THE REQUEST:
Output only the lines that run from the line holding "Extract the structured" to the end of the data below, including both ends, without any pictures.

┌──

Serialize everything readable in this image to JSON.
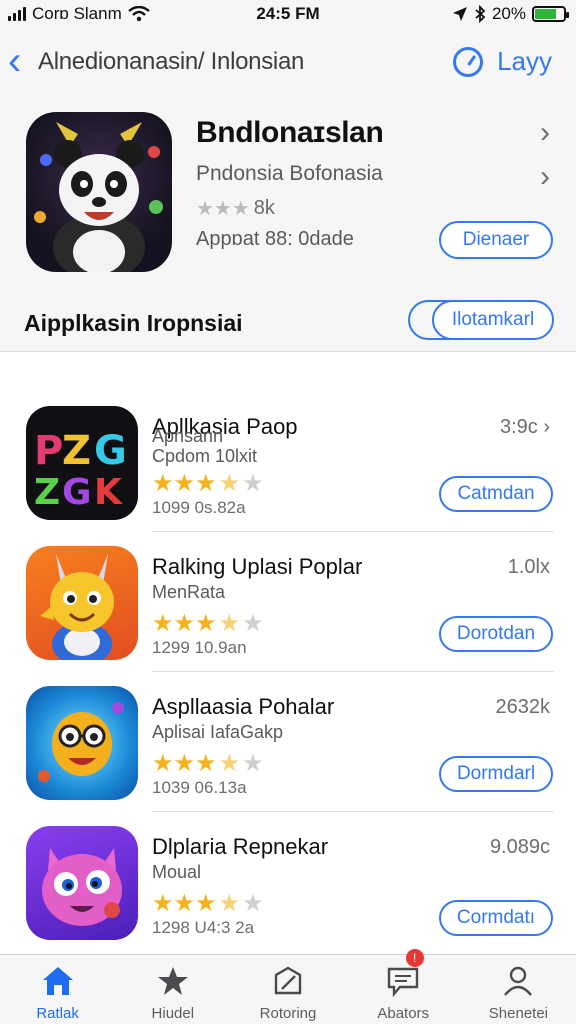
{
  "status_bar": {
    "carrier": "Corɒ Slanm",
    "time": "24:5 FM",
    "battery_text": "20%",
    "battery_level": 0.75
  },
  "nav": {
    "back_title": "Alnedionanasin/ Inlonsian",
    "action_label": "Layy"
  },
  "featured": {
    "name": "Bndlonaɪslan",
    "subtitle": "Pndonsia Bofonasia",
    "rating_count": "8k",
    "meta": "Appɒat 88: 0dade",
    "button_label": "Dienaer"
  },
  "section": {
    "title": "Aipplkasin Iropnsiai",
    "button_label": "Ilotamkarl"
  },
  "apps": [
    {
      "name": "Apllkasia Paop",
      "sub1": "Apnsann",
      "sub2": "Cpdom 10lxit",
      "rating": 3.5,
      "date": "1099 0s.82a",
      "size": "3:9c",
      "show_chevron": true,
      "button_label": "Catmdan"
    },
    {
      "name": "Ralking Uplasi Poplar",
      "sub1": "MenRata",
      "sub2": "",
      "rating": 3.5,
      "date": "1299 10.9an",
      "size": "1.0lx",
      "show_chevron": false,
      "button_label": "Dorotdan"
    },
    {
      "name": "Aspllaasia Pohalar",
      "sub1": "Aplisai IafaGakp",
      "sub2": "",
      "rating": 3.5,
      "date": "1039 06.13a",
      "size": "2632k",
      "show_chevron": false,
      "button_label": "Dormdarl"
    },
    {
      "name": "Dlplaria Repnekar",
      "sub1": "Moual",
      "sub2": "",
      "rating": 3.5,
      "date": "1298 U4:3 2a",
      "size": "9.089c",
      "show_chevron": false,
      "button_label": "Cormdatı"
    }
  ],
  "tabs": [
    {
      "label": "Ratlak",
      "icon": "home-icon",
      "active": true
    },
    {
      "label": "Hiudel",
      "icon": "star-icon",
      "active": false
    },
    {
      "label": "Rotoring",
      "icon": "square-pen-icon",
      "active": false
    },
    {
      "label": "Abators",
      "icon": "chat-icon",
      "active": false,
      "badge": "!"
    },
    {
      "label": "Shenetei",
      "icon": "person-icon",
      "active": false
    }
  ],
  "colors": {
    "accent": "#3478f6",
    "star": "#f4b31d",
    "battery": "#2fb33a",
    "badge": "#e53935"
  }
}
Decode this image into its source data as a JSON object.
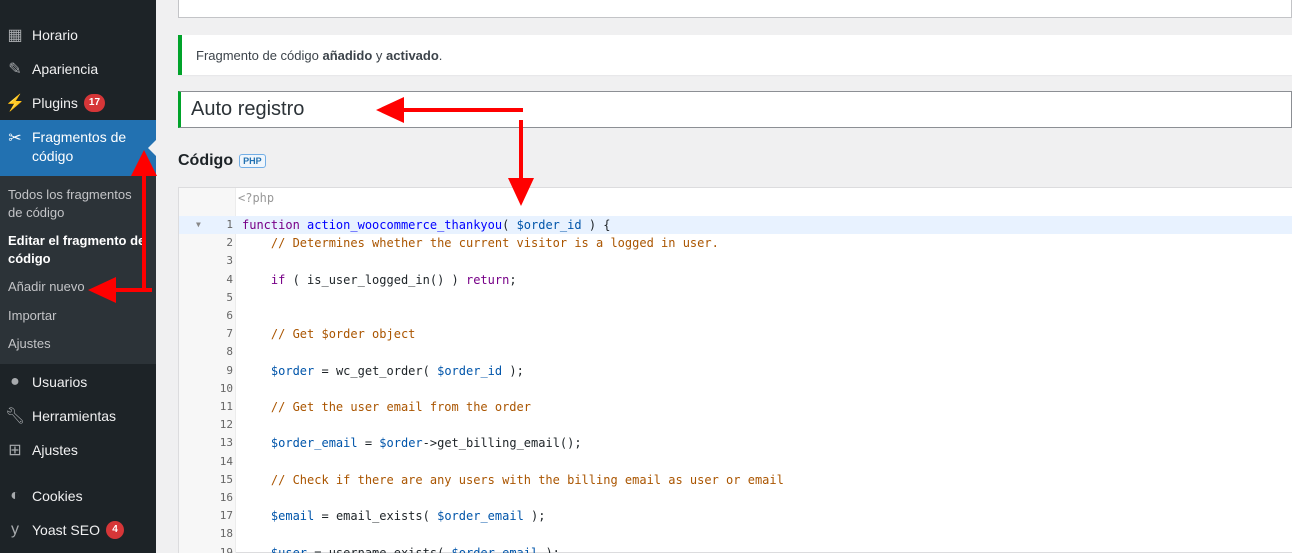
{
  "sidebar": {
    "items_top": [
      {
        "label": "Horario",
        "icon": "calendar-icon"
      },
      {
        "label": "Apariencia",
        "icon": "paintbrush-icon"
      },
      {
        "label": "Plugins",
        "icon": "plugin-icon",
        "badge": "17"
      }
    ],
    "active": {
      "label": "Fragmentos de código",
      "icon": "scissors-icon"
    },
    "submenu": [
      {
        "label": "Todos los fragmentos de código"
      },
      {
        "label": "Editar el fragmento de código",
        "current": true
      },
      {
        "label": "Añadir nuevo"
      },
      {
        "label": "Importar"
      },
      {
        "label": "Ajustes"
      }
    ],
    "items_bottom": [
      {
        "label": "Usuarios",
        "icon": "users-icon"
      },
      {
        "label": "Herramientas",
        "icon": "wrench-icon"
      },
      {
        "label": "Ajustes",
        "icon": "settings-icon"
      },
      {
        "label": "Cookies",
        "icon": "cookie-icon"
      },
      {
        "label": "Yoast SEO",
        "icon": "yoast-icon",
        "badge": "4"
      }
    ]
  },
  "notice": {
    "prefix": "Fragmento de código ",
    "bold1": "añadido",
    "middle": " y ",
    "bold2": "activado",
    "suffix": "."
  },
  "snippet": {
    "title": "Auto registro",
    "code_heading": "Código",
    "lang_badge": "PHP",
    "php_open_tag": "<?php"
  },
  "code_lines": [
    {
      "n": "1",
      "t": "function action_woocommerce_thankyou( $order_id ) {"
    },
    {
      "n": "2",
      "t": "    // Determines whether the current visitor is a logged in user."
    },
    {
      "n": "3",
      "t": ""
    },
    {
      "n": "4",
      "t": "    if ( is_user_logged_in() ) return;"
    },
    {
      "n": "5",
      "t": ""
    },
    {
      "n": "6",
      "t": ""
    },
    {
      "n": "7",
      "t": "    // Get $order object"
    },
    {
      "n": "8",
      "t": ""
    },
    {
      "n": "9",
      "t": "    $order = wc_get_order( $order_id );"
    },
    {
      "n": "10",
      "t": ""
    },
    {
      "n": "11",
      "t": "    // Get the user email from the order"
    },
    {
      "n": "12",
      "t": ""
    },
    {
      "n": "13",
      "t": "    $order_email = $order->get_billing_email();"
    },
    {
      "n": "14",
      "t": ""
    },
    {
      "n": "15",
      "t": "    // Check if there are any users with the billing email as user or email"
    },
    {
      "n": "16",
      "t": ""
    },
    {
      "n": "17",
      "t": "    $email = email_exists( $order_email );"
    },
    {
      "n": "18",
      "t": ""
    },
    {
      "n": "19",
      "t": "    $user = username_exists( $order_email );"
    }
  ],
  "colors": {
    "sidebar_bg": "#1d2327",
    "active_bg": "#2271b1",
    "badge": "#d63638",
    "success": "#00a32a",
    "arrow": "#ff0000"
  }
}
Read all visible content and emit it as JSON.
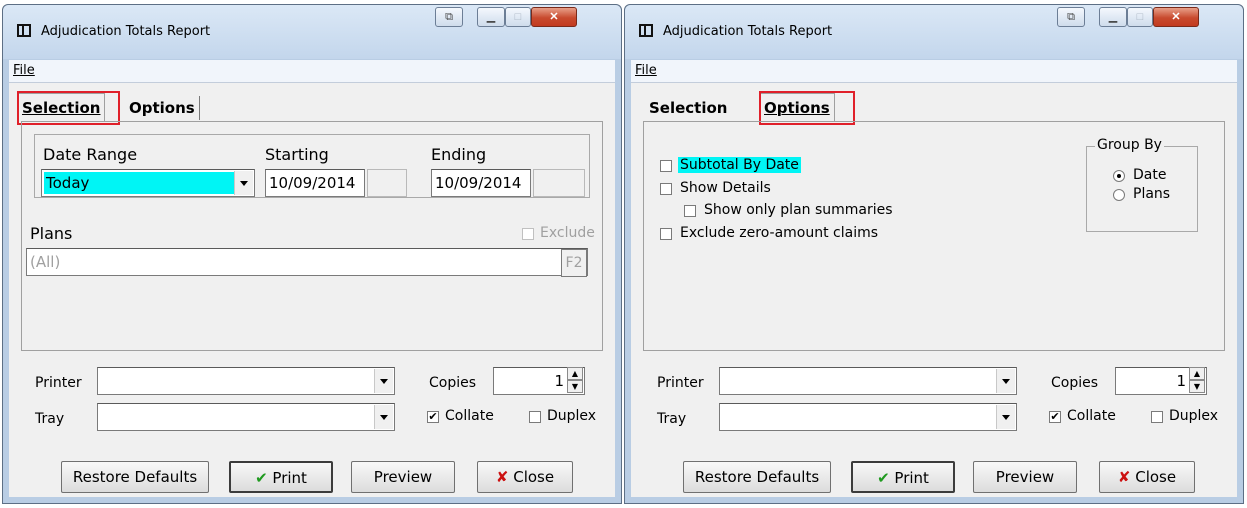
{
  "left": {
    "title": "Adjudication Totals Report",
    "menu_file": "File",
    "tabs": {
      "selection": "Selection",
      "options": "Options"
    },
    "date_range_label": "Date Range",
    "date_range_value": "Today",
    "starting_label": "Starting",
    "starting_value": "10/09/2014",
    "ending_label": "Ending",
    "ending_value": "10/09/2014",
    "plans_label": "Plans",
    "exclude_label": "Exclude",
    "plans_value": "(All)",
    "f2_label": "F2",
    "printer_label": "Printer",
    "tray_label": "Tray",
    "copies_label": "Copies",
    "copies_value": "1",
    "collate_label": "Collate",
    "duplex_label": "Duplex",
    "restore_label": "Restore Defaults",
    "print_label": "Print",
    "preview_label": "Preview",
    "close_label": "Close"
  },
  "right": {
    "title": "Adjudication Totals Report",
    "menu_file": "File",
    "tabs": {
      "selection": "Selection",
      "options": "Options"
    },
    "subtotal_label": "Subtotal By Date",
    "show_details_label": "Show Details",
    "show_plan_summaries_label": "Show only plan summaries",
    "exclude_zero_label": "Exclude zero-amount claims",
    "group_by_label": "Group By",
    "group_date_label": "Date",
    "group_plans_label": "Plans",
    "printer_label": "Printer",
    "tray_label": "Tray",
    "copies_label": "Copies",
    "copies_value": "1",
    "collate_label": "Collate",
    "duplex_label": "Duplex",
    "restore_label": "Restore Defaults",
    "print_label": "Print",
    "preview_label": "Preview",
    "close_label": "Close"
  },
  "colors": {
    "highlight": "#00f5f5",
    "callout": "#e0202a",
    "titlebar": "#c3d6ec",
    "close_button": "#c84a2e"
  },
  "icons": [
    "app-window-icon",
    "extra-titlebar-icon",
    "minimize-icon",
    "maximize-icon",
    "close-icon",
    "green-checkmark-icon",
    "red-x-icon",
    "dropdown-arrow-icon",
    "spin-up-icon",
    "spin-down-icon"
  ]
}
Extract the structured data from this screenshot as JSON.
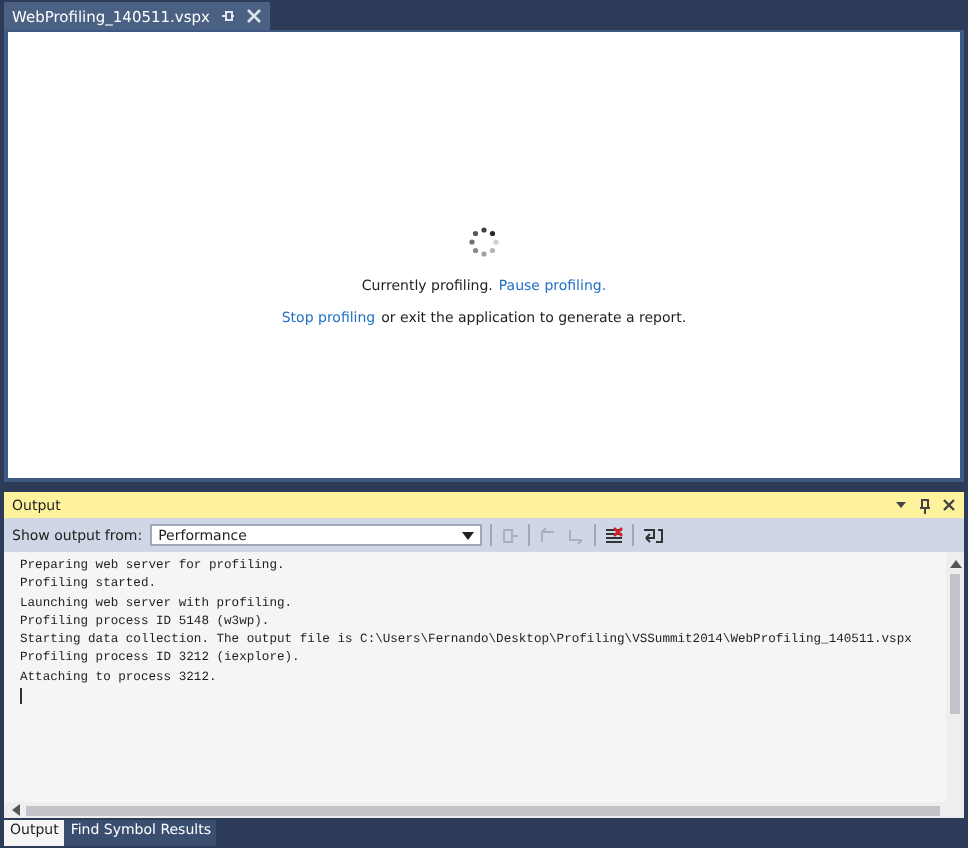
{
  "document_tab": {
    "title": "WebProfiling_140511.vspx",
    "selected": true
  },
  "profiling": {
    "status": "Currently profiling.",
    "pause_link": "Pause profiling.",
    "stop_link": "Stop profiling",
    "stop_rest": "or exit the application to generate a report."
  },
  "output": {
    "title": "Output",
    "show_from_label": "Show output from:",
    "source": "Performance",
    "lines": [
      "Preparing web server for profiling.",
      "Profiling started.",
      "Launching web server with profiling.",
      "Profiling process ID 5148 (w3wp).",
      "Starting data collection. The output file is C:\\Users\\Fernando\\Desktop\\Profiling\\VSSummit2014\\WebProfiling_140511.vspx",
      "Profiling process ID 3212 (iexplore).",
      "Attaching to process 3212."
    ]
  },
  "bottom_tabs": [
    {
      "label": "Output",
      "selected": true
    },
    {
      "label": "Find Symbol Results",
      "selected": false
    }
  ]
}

└──

THE ANSWER:
Extract the structured data from this screenshot as JSON.
{
  "document_tab": {
    "title": "WebProfiling_140511.vspx",
    "selected": true
  },
  "profiling": {
    "status": "Currently profiling.",
    "pause_link": "Pause profiling.",
    "stop_link": "Stop profiling",
    "stop_rest": "or exit the application to generate a report."
  },
  "output": {
    "title": "Output",
    "show_from_label": "Show output from:",
    "source": "Performance",
    "lines": [
      "Preparing web server for profiling.",
      "Profiling started.",
      "Launching web server with profiling.",
      "Profiling process ID 5148 (w3wp).",
      "Starting data collection. The output file is C:\\Users\\Fernando\\Desktop\\Profiling\\VSSummit2014\\WebProfiling_140511.vspx",
      "Profiling process ID 3212 (iexplore).",
      "Attaching to process 3212."
    ]
  },
  "bottom_tabs": [
    {
      "label": "Output",
      "selected": true
    },
    {
      "label": "Find Symbol Results",
      "selected": false
    }
  ]
}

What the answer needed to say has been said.